» **Task details**
Of the lines in these entries, how many contain the string "libs"? Give the number and nothing else.

» **Entries shown**
=====

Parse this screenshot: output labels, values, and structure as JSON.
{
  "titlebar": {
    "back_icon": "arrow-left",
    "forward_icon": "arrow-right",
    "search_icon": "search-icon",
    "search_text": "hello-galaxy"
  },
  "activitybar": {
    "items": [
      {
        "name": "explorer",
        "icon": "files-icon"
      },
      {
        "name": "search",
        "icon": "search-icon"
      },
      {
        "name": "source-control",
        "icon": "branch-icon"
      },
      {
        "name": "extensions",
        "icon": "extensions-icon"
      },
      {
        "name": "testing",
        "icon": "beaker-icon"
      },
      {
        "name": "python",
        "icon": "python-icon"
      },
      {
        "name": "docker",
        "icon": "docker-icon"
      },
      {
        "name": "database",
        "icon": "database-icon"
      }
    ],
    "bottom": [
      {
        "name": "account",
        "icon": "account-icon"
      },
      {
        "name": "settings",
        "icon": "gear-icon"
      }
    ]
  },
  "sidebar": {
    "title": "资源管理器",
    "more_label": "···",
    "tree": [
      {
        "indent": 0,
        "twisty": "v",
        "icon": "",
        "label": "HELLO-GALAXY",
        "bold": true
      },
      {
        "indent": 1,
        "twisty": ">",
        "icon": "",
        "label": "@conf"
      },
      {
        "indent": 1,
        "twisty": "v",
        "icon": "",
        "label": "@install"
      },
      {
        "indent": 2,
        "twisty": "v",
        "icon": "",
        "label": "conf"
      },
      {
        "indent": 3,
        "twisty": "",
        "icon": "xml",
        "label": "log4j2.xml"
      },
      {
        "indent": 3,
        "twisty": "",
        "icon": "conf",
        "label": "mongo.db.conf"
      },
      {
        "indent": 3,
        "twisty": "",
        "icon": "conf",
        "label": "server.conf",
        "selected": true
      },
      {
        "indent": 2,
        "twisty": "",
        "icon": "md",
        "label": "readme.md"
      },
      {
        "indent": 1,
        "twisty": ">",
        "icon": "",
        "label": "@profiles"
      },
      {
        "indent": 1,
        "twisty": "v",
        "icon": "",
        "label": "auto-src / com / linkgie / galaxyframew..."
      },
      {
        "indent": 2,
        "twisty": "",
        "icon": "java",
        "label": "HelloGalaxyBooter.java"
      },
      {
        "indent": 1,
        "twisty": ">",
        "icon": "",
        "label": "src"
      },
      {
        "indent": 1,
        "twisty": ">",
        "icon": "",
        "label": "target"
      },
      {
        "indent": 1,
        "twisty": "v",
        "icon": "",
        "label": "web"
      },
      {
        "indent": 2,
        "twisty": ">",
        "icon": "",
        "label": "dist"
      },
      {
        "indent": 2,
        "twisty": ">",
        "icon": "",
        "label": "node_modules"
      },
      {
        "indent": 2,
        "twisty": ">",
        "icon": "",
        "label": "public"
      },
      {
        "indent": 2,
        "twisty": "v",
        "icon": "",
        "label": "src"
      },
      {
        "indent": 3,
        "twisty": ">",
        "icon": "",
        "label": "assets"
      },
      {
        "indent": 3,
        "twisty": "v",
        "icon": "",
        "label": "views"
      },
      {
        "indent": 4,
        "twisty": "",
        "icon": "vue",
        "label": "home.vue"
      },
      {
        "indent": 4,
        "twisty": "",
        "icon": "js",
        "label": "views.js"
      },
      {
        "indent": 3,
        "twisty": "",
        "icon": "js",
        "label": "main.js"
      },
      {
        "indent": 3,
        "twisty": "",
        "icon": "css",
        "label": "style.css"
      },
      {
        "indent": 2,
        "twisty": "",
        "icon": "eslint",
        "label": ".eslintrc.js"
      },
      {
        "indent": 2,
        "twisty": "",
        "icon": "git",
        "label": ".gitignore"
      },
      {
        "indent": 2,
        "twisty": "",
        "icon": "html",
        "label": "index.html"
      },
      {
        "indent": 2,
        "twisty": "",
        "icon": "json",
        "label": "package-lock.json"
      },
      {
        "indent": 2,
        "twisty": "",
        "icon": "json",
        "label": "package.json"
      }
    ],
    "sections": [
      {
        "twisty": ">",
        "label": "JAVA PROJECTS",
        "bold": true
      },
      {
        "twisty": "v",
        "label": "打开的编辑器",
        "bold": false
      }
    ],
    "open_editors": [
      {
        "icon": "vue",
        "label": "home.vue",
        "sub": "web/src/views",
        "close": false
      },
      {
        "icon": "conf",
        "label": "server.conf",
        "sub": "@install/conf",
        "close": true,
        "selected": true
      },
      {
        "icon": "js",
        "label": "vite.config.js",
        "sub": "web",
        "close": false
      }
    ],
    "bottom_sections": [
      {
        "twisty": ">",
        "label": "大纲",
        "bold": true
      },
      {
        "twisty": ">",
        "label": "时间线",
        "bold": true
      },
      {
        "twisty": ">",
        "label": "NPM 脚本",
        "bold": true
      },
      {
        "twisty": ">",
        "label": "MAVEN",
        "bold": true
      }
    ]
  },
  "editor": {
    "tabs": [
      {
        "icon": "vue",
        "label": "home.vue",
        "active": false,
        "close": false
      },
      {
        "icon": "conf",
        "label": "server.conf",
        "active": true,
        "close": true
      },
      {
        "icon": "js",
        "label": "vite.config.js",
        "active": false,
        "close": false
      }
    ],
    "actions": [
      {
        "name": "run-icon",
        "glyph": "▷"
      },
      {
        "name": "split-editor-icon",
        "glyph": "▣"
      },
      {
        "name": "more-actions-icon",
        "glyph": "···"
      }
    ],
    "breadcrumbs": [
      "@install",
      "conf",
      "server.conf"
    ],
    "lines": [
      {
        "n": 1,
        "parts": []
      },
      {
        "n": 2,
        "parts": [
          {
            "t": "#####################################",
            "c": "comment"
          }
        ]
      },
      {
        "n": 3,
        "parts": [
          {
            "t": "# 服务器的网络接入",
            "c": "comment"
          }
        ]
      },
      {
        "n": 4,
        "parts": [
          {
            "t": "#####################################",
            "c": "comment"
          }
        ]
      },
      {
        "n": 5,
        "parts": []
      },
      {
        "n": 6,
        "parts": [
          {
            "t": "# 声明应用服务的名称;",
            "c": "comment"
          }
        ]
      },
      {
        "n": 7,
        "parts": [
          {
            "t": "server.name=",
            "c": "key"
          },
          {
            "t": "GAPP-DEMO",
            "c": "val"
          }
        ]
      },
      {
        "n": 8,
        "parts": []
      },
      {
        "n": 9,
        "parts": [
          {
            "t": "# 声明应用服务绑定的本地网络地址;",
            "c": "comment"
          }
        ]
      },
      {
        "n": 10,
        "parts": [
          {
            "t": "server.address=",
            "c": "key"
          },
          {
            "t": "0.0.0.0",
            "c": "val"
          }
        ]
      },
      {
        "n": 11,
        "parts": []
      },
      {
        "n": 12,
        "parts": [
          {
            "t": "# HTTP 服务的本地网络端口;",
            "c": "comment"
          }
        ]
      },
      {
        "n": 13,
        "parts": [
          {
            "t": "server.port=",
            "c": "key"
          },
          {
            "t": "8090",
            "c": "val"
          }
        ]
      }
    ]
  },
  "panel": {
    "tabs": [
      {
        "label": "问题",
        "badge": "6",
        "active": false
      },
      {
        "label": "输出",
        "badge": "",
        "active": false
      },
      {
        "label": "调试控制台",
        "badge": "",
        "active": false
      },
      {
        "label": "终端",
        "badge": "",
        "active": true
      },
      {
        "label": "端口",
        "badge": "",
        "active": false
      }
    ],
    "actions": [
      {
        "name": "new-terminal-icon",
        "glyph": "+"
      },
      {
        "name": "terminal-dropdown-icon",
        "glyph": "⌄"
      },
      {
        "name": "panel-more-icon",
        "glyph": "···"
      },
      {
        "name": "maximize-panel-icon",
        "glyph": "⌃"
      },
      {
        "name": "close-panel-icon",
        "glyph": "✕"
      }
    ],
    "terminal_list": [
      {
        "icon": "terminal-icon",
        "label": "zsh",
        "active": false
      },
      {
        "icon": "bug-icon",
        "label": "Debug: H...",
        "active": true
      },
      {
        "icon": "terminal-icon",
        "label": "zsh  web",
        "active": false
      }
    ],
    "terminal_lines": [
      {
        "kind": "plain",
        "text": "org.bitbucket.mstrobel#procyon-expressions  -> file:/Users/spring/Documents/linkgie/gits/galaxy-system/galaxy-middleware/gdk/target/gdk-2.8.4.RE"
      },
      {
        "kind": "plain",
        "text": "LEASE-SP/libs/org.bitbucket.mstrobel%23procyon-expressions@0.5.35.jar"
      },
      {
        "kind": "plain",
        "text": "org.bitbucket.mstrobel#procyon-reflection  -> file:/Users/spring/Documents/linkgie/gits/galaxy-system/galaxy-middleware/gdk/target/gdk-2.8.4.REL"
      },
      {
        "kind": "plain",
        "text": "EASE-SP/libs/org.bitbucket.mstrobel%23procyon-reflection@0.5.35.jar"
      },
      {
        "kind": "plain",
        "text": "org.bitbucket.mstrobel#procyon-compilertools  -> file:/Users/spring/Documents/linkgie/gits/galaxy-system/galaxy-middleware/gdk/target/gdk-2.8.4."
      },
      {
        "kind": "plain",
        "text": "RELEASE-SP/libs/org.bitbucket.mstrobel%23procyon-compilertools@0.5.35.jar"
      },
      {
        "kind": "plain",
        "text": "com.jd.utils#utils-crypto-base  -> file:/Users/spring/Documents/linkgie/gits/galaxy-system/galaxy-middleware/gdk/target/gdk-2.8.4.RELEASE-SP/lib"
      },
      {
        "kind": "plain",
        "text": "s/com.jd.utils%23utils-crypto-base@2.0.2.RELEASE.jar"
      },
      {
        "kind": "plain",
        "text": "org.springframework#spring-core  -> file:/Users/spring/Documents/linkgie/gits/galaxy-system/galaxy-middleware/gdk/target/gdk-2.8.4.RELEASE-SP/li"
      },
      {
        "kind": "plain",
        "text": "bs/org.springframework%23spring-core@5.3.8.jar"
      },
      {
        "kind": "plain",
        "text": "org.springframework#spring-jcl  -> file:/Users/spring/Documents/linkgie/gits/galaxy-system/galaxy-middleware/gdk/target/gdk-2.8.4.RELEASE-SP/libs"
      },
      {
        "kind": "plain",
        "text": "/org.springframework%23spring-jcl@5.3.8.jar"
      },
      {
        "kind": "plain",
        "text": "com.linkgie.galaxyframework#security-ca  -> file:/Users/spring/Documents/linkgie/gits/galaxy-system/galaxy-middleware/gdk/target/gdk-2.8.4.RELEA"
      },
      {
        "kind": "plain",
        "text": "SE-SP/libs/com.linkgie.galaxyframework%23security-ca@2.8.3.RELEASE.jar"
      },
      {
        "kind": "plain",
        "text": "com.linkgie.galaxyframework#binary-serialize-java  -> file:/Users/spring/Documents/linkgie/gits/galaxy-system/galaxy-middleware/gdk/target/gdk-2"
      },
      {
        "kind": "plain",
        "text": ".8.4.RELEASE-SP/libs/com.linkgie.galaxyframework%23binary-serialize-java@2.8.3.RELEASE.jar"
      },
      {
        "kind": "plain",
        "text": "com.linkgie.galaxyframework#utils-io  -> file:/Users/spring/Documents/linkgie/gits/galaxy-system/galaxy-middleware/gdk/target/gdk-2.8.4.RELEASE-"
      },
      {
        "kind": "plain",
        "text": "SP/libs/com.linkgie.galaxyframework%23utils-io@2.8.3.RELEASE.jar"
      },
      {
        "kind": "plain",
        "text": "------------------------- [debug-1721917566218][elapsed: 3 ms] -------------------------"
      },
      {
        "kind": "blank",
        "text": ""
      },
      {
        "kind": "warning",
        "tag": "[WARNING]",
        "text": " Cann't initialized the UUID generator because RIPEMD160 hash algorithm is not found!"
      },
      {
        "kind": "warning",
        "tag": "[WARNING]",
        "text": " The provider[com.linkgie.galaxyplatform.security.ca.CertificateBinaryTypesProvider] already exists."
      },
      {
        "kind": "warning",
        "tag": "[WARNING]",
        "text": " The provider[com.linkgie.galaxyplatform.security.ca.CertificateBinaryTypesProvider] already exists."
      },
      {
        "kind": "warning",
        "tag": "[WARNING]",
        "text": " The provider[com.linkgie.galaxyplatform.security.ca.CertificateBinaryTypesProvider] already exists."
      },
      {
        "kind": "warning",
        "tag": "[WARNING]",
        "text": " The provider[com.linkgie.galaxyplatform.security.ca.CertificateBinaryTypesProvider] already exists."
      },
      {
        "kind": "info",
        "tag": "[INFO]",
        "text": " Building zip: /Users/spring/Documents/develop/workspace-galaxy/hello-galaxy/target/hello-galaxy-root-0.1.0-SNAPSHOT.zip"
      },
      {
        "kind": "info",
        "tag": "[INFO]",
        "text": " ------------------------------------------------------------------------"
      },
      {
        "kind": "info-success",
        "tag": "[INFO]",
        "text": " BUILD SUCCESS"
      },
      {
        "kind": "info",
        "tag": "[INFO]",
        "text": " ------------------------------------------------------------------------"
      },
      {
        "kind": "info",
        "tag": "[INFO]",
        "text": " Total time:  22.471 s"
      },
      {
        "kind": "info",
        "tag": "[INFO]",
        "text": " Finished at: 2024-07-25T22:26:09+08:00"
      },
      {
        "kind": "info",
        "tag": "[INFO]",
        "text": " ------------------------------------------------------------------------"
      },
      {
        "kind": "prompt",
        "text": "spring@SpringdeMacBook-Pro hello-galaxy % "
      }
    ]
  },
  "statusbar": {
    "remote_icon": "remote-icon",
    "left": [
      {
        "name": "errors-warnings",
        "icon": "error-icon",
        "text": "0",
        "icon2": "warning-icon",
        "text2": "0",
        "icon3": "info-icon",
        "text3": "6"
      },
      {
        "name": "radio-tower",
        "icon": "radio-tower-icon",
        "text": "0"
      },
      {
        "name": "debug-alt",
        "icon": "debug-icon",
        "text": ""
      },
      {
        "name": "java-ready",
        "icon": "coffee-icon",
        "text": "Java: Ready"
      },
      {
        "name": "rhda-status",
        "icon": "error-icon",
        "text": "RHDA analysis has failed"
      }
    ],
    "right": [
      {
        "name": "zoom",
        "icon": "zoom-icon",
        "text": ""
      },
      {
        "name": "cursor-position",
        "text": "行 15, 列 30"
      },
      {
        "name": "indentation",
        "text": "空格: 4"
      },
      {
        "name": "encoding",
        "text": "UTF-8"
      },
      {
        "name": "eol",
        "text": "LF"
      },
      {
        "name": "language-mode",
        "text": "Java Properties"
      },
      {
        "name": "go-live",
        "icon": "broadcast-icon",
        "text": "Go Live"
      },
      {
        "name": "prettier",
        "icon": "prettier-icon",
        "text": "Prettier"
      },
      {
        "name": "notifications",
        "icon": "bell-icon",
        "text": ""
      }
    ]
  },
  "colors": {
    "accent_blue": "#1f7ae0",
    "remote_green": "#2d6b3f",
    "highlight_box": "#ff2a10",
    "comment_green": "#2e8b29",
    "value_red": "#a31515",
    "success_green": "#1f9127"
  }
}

=====

» **Task solution**
7